WHAT THE EXERCISE ASKS - Determine how many lines in the entries below include "combination". The reply should be that number and nothing else.

#####

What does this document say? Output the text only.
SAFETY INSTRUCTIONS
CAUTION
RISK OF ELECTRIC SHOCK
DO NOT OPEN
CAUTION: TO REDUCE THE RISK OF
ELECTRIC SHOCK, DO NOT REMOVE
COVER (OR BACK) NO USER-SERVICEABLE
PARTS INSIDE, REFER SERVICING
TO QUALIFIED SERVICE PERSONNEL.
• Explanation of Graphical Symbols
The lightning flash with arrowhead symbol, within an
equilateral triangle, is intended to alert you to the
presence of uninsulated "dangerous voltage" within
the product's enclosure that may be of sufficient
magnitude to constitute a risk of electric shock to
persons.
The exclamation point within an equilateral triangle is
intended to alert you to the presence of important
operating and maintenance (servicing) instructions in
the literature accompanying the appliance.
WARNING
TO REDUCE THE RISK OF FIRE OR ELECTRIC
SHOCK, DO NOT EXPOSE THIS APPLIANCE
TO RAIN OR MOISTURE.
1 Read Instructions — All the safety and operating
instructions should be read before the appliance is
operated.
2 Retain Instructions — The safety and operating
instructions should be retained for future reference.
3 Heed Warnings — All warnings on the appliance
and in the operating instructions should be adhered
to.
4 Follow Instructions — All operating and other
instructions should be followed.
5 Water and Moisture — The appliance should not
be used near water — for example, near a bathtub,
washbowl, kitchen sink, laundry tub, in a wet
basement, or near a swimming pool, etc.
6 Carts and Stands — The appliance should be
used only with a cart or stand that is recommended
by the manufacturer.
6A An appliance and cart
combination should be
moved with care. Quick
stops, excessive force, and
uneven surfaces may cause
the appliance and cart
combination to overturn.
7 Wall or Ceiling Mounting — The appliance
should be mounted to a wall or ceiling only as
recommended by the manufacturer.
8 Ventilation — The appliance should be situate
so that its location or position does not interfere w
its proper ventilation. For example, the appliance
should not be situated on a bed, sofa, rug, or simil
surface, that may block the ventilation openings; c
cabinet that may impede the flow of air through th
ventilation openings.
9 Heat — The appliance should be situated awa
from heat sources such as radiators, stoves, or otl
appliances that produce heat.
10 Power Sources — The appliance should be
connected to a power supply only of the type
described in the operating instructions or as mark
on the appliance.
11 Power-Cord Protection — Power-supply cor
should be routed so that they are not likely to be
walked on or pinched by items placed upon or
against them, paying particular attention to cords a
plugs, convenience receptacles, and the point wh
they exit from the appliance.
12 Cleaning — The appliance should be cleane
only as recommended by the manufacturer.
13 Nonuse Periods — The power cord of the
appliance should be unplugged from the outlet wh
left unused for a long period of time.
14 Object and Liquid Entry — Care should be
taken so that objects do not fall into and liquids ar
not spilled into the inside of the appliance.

#####

RESULT BELOW - 2